Your instructions =
Identify, in the records below, every line where the string "with" appears, and copy each such line.

Data to use =
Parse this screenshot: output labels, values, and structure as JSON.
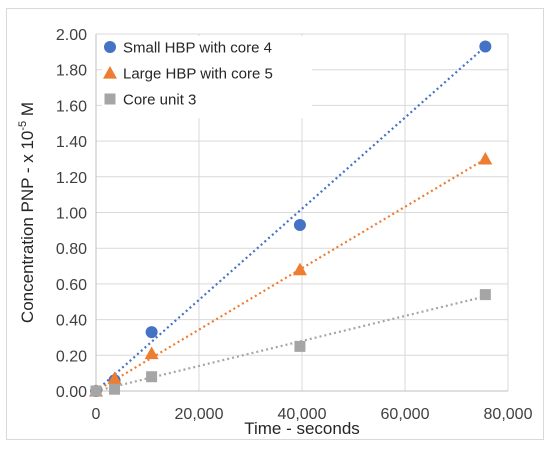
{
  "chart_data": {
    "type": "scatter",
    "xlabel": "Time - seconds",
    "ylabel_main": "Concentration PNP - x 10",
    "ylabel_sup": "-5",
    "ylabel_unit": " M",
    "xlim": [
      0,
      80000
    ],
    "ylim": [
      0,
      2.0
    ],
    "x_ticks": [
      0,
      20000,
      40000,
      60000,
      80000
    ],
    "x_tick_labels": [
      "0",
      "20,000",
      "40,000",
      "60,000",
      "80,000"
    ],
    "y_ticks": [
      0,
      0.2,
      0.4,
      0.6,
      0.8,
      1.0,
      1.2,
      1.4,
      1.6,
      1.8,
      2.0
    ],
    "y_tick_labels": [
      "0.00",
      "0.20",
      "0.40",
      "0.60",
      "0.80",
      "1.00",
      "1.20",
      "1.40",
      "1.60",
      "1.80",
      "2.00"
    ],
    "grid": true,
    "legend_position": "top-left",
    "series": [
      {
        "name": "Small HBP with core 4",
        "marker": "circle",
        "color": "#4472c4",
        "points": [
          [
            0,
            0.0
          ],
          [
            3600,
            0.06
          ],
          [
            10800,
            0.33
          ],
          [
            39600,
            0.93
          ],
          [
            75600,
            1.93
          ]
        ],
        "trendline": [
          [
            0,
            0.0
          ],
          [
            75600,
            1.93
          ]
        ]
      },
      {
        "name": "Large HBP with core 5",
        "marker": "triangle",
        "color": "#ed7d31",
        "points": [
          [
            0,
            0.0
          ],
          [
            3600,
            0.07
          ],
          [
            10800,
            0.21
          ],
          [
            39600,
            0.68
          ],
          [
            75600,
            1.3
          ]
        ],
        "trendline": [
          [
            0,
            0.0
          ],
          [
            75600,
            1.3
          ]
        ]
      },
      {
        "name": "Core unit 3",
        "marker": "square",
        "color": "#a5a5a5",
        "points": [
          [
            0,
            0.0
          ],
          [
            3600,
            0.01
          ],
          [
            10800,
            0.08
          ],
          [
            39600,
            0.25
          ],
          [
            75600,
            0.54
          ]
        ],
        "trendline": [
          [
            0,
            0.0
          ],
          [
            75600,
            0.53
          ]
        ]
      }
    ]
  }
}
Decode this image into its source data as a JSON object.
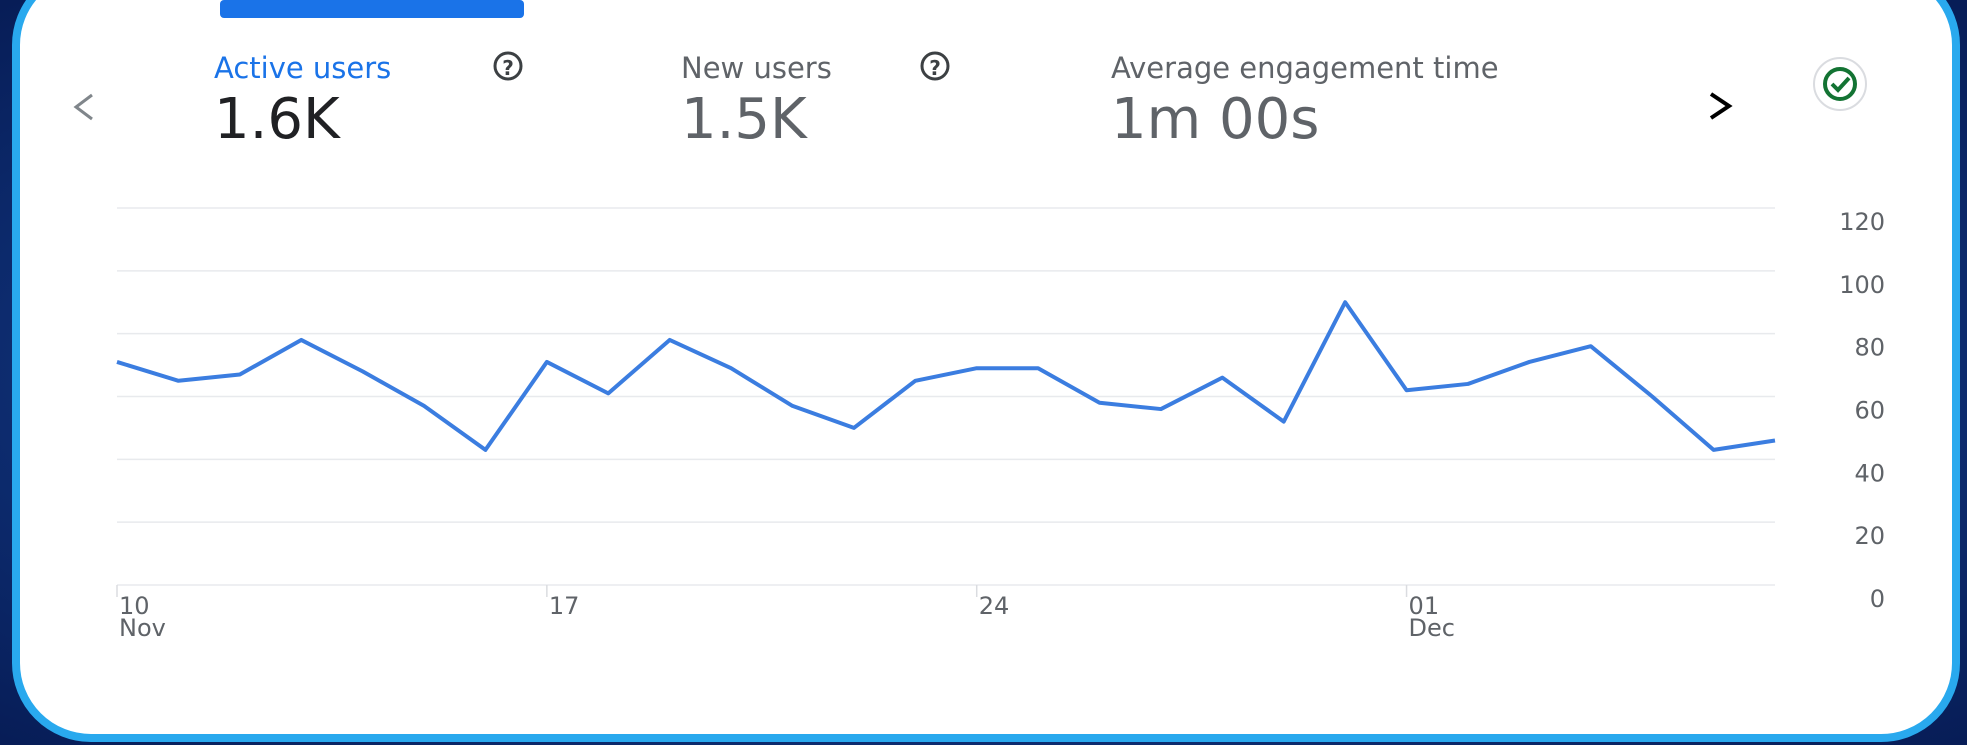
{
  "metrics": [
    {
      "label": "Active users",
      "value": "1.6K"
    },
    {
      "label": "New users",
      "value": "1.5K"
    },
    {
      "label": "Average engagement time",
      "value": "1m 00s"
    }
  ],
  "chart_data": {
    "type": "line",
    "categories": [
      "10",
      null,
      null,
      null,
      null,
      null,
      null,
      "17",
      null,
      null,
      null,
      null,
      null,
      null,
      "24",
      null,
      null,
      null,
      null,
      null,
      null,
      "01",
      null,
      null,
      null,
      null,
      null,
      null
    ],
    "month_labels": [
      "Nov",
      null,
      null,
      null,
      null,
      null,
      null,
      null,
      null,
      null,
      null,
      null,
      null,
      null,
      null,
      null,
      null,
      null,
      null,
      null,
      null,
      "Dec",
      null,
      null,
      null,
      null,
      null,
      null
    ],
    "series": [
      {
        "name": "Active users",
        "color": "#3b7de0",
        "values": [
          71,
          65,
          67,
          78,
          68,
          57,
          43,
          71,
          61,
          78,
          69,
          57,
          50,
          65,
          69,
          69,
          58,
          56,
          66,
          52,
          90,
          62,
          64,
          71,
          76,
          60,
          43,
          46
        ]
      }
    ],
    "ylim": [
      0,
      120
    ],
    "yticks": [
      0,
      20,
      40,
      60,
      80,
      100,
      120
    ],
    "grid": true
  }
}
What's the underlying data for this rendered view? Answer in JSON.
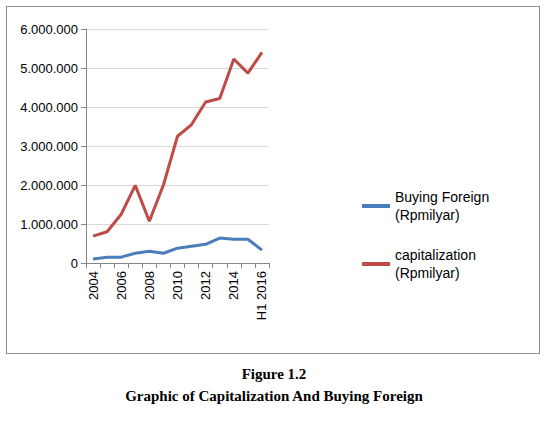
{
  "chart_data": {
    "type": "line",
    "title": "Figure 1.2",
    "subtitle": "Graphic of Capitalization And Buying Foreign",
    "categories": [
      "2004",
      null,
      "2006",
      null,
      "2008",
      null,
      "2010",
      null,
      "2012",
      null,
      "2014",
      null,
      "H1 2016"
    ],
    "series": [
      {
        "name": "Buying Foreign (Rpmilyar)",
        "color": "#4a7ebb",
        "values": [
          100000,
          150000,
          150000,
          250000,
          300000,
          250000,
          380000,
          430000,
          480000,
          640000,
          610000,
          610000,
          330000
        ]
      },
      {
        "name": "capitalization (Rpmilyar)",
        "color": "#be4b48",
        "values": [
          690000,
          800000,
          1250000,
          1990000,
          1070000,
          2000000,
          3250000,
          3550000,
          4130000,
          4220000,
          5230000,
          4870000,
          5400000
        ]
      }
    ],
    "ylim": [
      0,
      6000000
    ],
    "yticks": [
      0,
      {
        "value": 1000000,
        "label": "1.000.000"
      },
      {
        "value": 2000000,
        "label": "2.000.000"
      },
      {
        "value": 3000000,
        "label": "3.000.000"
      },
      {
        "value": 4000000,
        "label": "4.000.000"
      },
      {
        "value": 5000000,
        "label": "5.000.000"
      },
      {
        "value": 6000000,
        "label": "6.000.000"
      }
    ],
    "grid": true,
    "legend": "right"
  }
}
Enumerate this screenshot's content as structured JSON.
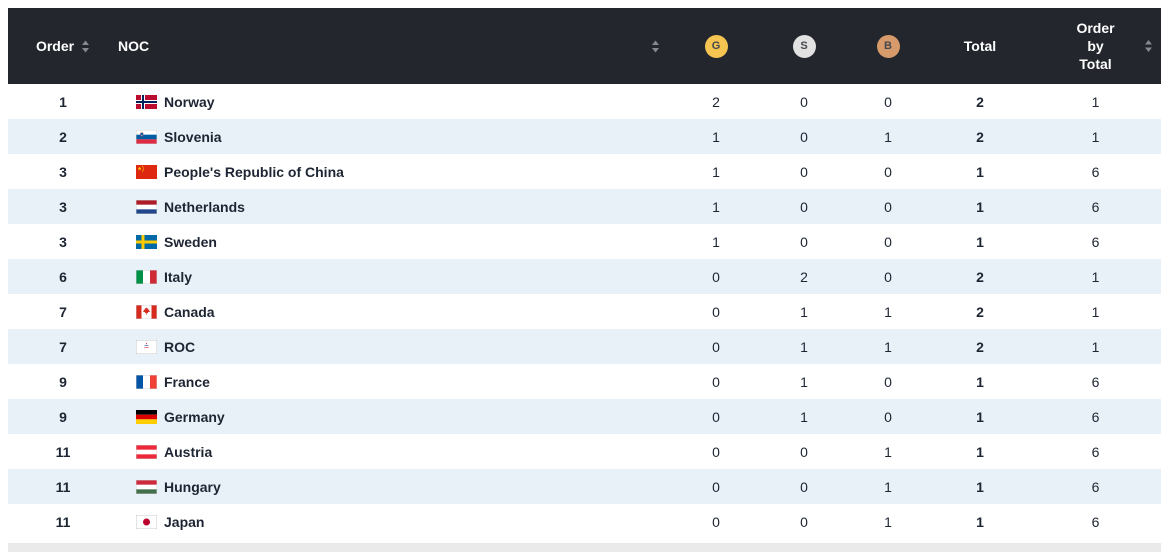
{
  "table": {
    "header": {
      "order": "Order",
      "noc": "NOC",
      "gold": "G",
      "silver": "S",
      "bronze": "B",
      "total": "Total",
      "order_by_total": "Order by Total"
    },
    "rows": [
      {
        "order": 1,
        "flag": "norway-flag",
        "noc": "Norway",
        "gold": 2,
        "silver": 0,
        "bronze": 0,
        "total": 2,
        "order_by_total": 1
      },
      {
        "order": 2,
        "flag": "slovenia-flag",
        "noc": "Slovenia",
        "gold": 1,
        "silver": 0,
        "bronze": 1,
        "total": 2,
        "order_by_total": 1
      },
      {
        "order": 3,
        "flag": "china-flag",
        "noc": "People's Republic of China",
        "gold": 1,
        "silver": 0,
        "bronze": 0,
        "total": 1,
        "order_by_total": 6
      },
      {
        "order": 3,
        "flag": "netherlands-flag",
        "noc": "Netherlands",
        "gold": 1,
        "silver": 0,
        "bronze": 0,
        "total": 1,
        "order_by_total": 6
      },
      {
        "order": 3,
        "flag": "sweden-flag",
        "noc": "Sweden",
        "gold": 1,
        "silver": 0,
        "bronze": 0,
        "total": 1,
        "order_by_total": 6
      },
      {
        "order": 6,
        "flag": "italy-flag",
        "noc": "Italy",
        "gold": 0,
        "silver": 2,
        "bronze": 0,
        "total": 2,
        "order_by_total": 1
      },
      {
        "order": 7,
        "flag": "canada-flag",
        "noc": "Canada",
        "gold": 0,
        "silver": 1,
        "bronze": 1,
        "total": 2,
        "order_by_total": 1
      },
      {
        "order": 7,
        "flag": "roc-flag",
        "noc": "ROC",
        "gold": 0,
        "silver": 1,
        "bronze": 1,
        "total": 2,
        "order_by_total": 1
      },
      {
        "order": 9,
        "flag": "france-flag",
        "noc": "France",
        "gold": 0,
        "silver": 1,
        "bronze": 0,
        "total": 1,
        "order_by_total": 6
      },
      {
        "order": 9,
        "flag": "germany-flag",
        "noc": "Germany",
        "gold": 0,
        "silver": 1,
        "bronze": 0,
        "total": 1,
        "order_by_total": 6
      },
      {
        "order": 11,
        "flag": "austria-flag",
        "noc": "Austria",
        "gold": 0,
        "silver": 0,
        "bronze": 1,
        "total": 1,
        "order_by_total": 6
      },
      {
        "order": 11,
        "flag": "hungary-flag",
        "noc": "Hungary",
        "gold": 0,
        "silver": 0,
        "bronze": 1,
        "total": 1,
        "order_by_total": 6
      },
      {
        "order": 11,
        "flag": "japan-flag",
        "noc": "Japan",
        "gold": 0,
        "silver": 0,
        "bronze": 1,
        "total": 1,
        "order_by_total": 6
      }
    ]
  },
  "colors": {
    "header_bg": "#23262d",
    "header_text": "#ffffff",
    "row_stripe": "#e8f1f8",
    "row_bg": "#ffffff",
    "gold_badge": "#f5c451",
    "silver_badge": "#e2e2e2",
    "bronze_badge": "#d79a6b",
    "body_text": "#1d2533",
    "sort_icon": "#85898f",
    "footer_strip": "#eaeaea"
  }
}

Solution =
        "name": "Small HBP with core 4",
        "name": "Large HBP with core 5",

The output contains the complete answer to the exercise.